→ WHAT TO DO
Rewrite the lines below so that every "button" becomes "control", with nothing else altered. Omit the pictures from your answer.

## START DATA ROWS

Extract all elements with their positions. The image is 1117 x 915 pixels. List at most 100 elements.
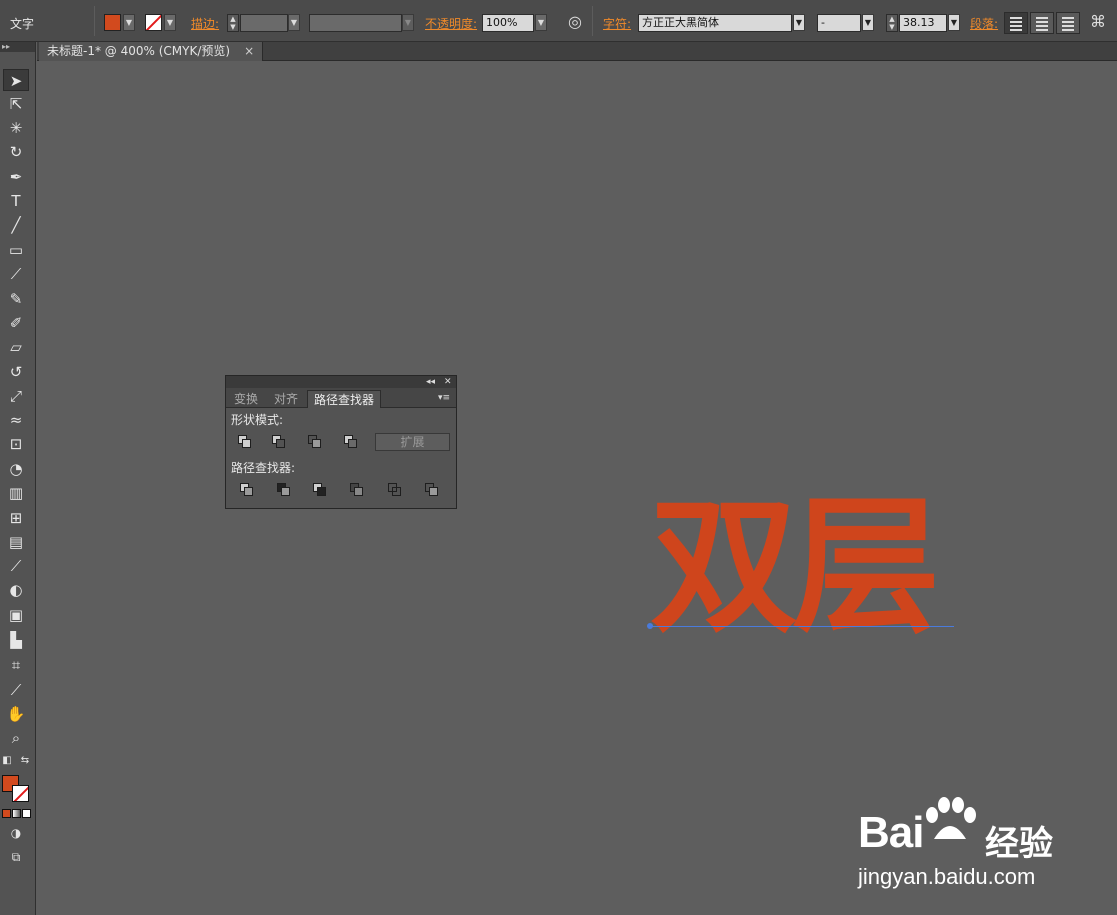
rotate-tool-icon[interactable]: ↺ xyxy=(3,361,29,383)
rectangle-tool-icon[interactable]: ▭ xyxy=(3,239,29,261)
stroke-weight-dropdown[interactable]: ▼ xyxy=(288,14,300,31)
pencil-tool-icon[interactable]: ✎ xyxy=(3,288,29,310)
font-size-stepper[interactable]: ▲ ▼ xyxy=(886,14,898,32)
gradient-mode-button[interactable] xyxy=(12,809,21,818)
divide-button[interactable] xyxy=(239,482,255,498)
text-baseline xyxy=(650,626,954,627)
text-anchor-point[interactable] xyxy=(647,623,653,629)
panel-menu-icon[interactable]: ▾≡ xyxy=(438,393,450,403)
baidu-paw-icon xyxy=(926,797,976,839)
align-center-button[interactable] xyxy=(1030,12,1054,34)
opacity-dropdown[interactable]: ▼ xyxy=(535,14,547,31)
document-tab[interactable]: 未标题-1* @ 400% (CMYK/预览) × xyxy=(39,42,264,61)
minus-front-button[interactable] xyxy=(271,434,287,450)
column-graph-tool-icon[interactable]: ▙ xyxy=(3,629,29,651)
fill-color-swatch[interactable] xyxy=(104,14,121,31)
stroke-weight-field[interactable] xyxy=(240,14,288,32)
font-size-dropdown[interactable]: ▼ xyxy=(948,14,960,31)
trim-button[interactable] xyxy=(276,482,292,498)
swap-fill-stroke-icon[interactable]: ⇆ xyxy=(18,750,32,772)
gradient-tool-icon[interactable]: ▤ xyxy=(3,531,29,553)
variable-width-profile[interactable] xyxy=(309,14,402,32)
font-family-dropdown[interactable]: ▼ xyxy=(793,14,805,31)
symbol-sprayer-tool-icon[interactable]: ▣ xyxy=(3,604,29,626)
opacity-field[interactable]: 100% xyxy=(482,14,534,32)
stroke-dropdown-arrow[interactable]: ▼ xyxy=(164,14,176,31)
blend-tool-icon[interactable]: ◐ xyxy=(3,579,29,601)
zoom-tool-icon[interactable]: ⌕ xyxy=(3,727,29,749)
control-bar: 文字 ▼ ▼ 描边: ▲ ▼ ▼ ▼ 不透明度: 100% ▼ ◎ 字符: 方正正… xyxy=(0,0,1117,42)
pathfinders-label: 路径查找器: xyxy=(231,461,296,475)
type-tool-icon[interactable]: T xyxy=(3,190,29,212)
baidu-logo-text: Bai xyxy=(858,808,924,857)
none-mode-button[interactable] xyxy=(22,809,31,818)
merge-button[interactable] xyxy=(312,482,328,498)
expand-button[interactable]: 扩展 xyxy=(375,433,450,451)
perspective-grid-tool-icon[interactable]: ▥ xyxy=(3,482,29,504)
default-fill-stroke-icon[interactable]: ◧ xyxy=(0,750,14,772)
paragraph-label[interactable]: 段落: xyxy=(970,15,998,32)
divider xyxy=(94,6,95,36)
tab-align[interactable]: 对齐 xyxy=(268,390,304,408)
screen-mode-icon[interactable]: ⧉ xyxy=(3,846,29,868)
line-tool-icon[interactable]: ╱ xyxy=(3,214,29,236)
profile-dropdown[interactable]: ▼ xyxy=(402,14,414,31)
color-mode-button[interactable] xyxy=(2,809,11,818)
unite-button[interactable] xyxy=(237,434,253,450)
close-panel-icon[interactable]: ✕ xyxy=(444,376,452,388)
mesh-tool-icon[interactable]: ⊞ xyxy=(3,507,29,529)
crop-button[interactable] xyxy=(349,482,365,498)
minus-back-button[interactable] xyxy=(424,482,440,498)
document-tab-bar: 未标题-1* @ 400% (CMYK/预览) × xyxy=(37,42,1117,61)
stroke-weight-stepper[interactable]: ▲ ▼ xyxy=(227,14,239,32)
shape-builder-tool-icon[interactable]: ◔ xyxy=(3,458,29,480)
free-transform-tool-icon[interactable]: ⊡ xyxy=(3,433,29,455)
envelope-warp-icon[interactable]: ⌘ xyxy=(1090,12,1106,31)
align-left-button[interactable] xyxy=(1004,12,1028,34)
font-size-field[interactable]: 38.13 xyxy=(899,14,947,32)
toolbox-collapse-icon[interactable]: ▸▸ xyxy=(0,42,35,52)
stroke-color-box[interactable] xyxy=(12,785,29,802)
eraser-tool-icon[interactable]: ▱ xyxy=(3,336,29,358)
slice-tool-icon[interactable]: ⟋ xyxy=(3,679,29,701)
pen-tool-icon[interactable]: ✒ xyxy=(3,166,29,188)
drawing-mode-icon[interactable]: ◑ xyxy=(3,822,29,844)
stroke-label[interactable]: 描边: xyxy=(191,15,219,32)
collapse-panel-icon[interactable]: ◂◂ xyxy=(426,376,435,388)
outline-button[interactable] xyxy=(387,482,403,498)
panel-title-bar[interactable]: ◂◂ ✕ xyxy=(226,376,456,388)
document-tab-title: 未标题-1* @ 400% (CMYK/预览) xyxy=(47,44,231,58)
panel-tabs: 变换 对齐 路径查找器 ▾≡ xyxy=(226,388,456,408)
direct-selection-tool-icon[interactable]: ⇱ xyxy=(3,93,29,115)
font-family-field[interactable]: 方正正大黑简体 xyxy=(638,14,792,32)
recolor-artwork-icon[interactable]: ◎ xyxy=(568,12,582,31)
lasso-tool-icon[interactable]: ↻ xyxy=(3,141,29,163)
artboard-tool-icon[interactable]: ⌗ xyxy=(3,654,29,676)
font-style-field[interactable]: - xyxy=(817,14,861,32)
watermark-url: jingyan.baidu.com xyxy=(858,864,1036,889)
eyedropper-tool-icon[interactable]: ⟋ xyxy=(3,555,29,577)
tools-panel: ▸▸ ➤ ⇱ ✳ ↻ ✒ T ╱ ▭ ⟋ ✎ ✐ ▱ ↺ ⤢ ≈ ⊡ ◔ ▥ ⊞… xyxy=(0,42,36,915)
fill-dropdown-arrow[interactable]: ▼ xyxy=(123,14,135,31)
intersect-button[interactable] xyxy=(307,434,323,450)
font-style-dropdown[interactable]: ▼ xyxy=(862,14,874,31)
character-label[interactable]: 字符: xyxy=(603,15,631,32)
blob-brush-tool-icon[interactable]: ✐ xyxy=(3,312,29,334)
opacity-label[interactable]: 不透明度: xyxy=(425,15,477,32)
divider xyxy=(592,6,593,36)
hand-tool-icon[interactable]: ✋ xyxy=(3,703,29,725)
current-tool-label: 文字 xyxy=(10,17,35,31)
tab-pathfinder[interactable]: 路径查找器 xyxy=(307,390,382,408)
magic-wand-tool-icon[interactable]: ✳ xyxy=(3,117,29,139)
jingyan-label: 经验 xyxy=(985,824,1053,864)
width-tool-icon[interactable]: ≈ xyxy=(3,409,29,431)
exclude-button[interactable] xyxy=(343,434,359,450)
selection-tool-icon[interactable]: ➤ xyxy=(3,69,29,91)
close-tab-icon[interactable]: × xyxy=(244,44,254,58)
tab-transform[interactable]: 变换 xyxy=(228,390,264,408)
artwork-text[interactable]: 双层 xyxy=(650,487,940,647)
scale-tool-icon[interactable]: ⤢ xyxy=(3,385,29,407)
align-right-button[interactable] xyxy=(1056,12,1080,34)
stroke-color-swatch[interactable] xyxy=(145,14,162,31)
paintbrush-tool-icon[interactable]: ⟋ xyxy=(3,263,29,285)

## END DATA ROWS

→ IN RESPONSE
Extract all elements with their positions. The image is 1117 x 915 pixels. List at most 100 elements.
rotate-tool-icon[interactable]: ↺ xyxy=(3,361,29,383)
rectangle-tool-icon[interactable]: ▭ xyxy=(3,239,29,261)
stroke-weight-dropdown[interactable]: ▼ xyxy=(288,14,300,31)
pencil-tool-icon[interactable]: ✎ xyxy=(3,288,29,310)
font-size-stepper[interactable]: ▲ ▼ xyxy=(886,14,898,32)
gradient-mode-control[interactable] xyxy=(12,809,21,818)
divide-control[interactable] xyxy=(239,482,255,498)
text-baseline xyxy=(650,626,954,627)
text-anchor-point[interactable] xyxy=(647,623,653,629)
panel-menu-icon[interactable]: ▾≡ xyxy=(438,393,450,403)
baidu-paw-icon xyxy=(926,797,976,839)
align-center-control[interactable] xyxy=(1030,12,1054,34)
opacity-dropdown[interactable]: ▼ xyxy=(535,14,547,31)
document-tab[interactable]: 未标题-1* @ 400% (CMYK/预览) × xyxy=(39,42,264,61)
minus-front-control[interactable] xyxy=(271,434,287,450)
column-graph-tool-icon[interactable]: ▙ xyxy=(3,629,29,651)
fill-color-swatch[interactable] xyxy=(104,14,121,31)
stroke-weight-field[interactable] xyxy=(240,14,288,32)
font-size-dropdown[interactable]: ▼ xyxy=(948,14,960,31)
trim-control[interactable] xyxy=(276,482,292,498)
swap-fill-stroke-icon[interactable]: ⇆ xyxy=(18,750,32,772)
gradient-tool-icon[interactable]: ▤ xyxy=(3,531,29,553)
variable-width-profile[interactable] xyxy=(309,14,402,32)
font-family-dropdown[interactable]: ▼ xyxy=(793,14,805,31)
symbol-sprayer-tool-icon[interactable]: ▣ xyxy=(3,604,29,626)
opacity-field[interactable]: 100% xyxy=(482,14,534,32)
stroke-dropdown-arrow[interactable]: ▼ xyxy=(164,14,176,31)
blend-tool-icon[interactable]: ◐ xyxy=(3,579,29,601)
zoom-tool-icon[interactable]: ⌕ xyxy=(3,727,29,749)
control-bar: 文字 ▼ ▼ 描边: ▲ ▼ ▼ ▼ 不透明度: 100% ▼ ◎ 字符: 方正正… xyxy=(0,0,1117,42)
pathfinders-label: 路径查找器: xyxy=(231,461,296,475)
type-tool-icon[interactable]: T xyxy=(3,190,29,212)
baidu-logo-text: Bai xyxy=(858,808,924,857)
none-mode-control[interactable] xyxy=(22,809,31,818)
merge-control[interactable] xyxy=(312,482,328,498)
expand-control[interactable]: 扩展 xyxy=(375,433,450,451)
perspective-grid-tool-icon[interactable]: ▥ xyxy=(3,482,29,504)
default-fill-stroke-icon[interactable]: ◧ xyxy=(0,750,14,772)
paragraph-label[interactable]: 段落: xyxy=(970,15,998,32)
divider xyxy=(94,6,95,36)
tab-align[interactable]: 对齐 xyxy=(268,390,304,408)
screen-mode-icon[interactable]: ⧉ xyxy=(3,846,29,868)
line-tool-icon[interactable]: ╱ xyxy=(3,214,29,236)
profile-dropdown[interactable]: ▼ xyxy=(402,14,414,31)
color-mode-control[interactable] xyxy=(2,809,11,818)
unite-control[interactable] xyxy=(237,434,253,450)
close-panel-icon[interactable]: ✕ xyxy=(444,376,452,388)
mesh-tool-icon[interactable]: ⊞ xyxy=(3,507,29,529)
crop-control[interactable] xyxy=(349,482,365,498)
minus-back-control[interactable] xyxy=(424,482,440,498)
document-tab-bar: 未标题-1* @ 400% (CMYK/预览) × xyxy=(37,42,1117,61)
stroke-weight-stepper[interactable]: ▲ ▼ xyxy=(227,14,239,32)
shape-builder-tool-icon[interactable]: ◔ xyxy=(3,458,29,480)
free-transform-tool-icon[interactable]: ⊡ xyxy=(3,433,29,455)
envelope-warp-icon[interactable]: ⌘ xyxy=(1090,12,1106,31)
align-left-control[interactable] xyxy=(1004,12,1028,34)
font-size-field[interactable]: 38.13 xyxy=(899,14,947,32)
toolbox-collapse-icon[interactable]: ▸▸ xyxy=(0,42,35,52)
stroke-color-box[interactable] xyxy=(12,785,29,802)
eraser-tool-icon[interactable]: ▱ xyxy=(3,336,29,358)
slice-tool-icon[interactable]: ⟋ xyxy=(3,679,29,701)
pen-tool-icon[interactable]: ✒ xyxy=(3,166,29,188)
drawing-mode-icon[interactable]: ◑ xyxy=(3,822,29,844)
stroke-label[interactable]: 描边: xyxy=(191,15,219,32)
collapse-panel-icon[interactable]: ◂◂ xyxy=(426,376,435,388)
outline-control[interactable] xyxy=(387,482,403,498)
panel-title-bar[interactable]: ◂◂ ✕ xyxy=(226,376,456,388)
document-tab-title: 未标题-1* @ 400% (CMYK/预览) xyxy=(47,44,231,58)
panel-tabs: 变换 对齐 路径查找器 ▾≡ xyxy=(226,388,456,408)
direct-selection-tool-icon[interactable]: ⇱ xyxy=(3,93,29,115)
font-family-field[interactable]: 方正正大黑简体 xyxy=(638,14,792,32)
recolor-artwork-icon[interactable]: ◎ xyxy=(568,12,582,31)
lasso-tool-icon[interactable]: ↻ xyxy=(3,141,29,163)
artboard-tool-icon[interactable]: ⌗ xyxy=(3,654,29,676)
font-style-field[interactable]: - xyxy=(817,14,861,32)
watermark-url: jingyan.baidu.com xyxy=(858,864,1036,889)
eyedropper-tool-icon[interactable]: ⟋ xyxy=(3,555,29,577)
tools-panel: ▸▸ ➤ ⇱ ✳ ↻ ✒ T ╱ ▭ ⟋ ✎ ✐ ▱ ↺ ⤢ ≈ ⊡ ◔ ▥ ⊞… xyxy=(0,42,36,915)
fill-dropdown-arrow[interactable]: ▼ xyxy=(123,14,135,31)
intersect-control[interactable] xyxy=(307,434,323,450)
font-style-dropdown[interactable]: ▼ xyxy=(862,14,874,31)
character-label[interactable]: 字符: xyxy=(603,15,631,32)
blob-brush-tool-icon[interactable]: ✐ xyxy=(3,312,29,334)
opacity-label[interactable]: 不透明度: xyxy=(425,15,477,32)
divider xyxy=(592,6,593,36)
hand-tool-icon[interactable]: ✋ xyxy=(3,703,29,725)
current-tool-label: 文字 xyxy=(10,17,35,31)
tab-pathfinder[interactable]: 路径查找器 xyxy=(307,390,382,408)
magic-wand-tool-icon[interactable]: ✳ xyxy=(3,117,29,139)
jingyan-label: 经验 xyxy=(985,824,1053,864)
width-tool-icon[interactable]: ≈ xyxy=(3,409,29,431)
exclude-control[interactable] xyxy=(343,434,359,450)
selection-tool-icon[interactable]: ➤ xyxy=(3,69,29,91)
close-tab-icon[interactable]: × xyxy=(244,44,254,58)
tab-transform[interactable]: 变换 xyxy=(228,390,264,408)
artwork-text[interactable]: 双层 xyxy=(650,487,940,647)
scale-tool-icon[interactable]: ⤢ xyxy=(3,385,29,407)
align-right-control[interactable] xyxy=(1056,12,1080,34)
stroke-color-swatch[interactable] xyxy=(145,14,162,31)
paintbrush-tool-icon[interactable]: ⟋ xyxy=(3,263,29,285)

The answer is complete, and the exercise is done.